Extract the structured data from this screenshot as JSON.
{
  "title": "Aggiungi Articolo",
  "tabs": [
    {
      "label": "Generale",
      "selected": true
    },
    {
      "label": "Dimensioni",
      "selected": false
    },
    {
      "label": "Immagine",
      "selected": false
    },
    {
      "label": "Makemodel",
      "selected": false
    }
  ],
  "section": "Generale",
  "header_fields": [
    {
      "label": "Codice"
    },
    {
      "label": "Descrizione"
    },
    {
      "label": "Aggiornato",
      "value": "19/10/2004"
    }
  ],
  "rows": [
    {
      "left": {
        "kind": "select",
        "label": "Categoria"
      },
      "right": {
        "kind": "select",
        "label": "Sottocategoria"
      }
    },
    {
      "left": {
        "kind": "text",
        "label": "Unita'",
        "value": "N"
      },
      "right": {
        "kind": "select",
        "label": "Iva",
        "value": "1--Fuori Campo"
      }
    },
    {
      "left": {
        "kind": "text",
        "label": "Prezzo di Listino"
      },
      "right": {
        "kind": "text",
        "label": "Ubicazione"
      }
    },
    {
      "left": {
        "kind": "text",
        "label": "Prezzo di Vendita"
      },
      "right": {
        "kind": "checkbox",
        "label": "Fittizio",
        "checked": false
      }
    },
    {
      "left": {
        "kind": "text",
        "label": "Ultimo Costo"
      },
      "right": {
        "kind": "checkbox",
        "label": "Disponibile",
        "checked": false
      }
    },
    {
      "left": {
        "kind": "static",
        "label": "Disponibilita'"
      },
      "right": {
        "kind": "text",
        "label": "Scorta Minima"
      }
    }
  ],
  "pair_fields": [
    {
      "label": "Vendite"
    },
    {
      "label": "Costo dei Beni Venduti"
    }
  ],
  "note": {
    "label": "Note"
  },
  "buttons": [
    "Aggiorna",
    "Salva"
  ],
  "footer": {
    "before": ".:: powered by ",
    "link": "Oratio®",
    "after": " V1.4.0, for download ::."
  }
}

> **WHAT IS BEING ASKED**
Return every entry verbatim.

> **RESULT**
Extract the structured data from this screenshot as JSON.
{
  "title": "Aggiungi Articolo",
  "tabs": [
    {
      "label": "Generale",
      "selected": true
    },
    {
      "label": "Dimensioni",
      "selected": false
    },
    {
      "label": "Immagine",
      "selected": false
    },
    {
      "label": "Makemodel",
      "selected": false
    }
  ],
  "section": "Generale",
  "header_fields": [
    {
      "label": "Codice"
    },
    {
      "label": "Descrizione"
    },
    {
      "label": "Aggiornato",
      "value": "19/10/2004"
    }
  ],
  "rows": [
    {
      "left": {
        "kind": "select",
        "label": "Categoria"
      },
      "right": {
        "kind": "select",
        "label": "Sottocategoria"
      }
    },
    {
      "left": {
        "kind": "text",
        "label": "Unita'",
        "value": "N"
      },
      "right": {
        "kind": "select",
        "label": "Iva",
        "value": "1--Fuori Campo"
      }
    },
    {
      "left": {
        "kind": "text",
        "label": "Prezzo di Listino"
      },
      "right": {
        "kind": "text",
        "label": "Ubicazione"
      }
    },
    {
      "left": {
        "kind": "text",
        "label": "Prezzo di Vendita"
      },
      "right": {
        "kind": "checkbox",
        "label": "Fittizio",
        "checked": false
      }
    },
    {
      "left": {
        "kind": "text",
        "label": "Ultimo Costo"
      },
      "right": {
        "kind": "checkbox",
        "label": "Disponibile",
        "checked": false
      }
    },
    {
      "left": {
        "kind": "static",
        "label": "Disponibilita'"
      },
      "right": {
        "kind": "text",
        "label": "Scorta Minima"
      }
    }
  ],
  "pair_fields": [
    {
      "label": "Vendite"
    },
    {
      "label": "Costo dei Beni Venduti"
    }
  ],
  "note": {
    "label": "Note"
  },
  "buttons": [
    "Aggiorna",
    "Salva"
  ],
  "footer": {
    "before": ".:: powered by ",
    "link": "Oratio®",
    "after": " V1.4.0, for download ::."
  }
}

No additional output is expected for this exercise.